### Exercise requirements:
Gather all lines from the material that contain "vaseḍe".
▼
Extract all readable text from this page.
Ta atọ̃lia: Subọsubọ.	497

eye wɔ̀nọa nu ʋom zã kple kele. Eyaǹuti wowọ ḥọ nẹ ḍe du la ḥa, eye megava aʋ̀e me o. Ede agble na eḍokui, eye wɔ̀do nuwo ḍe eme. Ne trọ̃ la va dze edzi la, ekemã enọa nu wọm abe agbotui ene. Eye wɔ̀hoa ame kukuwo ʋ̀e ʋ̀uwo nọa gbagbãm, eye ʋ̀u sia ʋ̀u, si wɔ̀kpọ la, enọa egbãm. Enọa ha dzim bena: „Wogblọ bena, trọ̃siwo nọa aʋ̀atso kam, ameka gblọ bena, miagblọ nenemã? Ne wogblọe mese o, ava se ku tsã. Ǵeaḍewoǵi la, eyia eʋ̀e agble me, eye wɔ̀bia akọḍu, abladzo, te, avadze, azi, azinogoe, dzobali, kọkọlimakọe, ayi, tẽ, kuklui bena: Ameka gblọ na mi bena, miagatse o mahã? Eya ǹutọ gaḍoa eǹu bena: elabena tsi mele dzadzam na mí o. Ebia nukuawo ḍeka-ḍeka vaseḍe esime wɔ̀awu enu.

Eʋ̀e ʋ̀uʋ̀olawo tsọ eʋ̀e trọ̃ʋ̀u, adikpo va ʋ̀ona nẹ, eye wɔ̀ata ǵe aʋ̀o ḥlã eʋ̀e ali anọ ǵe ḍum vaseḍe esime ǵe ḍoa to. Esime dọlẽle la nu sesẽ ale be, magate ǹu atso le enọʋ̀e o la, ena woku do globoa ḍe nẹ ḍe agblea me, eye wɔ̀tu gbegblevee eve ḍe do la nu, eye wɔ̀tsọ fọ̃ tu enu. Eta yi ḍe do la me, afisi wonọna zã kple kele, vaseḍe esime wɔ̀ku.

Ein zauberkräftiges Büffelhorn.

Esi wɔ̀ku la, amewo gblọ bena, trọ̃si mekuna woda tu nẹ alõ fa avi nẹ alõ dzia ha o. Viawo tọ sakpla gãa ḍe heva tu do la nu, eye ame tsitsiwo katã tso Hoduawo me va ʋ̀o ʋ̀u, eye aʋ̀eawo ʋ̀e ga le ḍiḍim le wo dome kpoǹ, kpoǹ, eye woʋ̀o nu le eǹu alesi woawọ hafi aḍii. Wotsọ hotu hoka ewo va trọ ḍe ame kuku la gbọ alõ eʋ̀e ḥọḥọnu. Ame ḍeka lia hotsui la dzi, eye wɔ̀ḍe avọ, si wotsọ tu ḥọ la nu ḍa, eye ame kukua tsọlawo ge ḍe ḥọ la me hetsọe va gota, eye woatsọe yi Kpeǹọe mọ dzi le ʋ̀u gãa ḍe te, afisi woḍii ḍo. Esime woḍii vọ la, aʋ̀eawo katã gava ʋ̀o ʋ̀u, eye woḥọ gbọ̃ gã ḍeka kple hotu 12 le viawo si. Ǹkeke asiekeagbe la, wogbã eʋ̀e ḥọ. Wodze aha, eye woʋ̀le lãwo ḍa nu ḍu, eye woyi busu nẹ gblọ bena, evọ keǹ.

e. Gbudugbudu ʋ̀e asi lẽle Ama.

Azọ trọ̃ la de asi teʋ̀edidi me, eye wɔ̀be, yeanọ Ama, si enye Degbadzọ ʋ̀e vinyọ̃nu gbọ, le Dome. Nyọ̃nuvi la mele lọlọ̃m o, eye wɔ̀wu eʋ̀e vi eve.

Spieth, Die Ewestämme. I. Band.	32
▲
### Expected answer:
eye wɔ̀nọa nu ʋom zã kple kele. Eyaǹuti wowọ ḥọ nẹ ḍe du la ḥa, eye megava aʋ̀e me o. Ede agble na eḍokui, eye wɔ̀do nuwo ḍe eme. Ne trọ̃ la va dze edzi la, ekemã enọa nu wọm abe agbotui ene. Eye wɔ̀hoa ame kukuwo ʋ̀e ʋ̀uwo nọa gbagbãm, eye ʋ̀u sia ʋ̀u, si wɔ̀kpọ la, enọa egbãm. Enọa ha dzim bena: „Wogblọ bena, trọ̃siwo nọa aʋ̀atso kam, ameka gblọ bena, miagblọ nenemã? Ne wogblọe mese o, ava se ku tsã. Ǵeaḍewoǵi la, eyia eʋ̀e agble me, eye wɔ̀bia akọḍu, abladzo, te, avadze, azi, azinogoe, dzobali, kọkọlimakọe, ayi, tẽ, kuklui bena: Ameka gblọ na mi bena, miagatse o mahã? Eya ǹutọ gaḍoa eǹu bena: elabena tsi mele dzadzam na mí o. Ebia nukuawo ḍeka-ḍeka vaseḍe esime wɔ̀awu enu.
Eʋ̀e ʋ̀uʋ̀olawo tsọ eʋ̀e trọ̃ʋ̀u, adikpo va ʋ̀ona nẹ, eye wɔ̀ata ǵe aʋ̀o ḥlã eʋ̀e ali anọ ǵe ḍum vaseḍe esime ǵe ḍoa to. Esime dọlẽle la nu sesẽ ale be, magate ǹu atso le enọʋ̀e o la, ena woku do globoa ḍe nẹ ḍe agblea me, eye wɔ̀tu gbegblevee eve ḍe do la nu, eye wɔ̀tsọ fọ̃ tu enu. Eta yi ḍe do la me, afisi wonọna zã kple kele, vaseḍe esime wɔ̀ku.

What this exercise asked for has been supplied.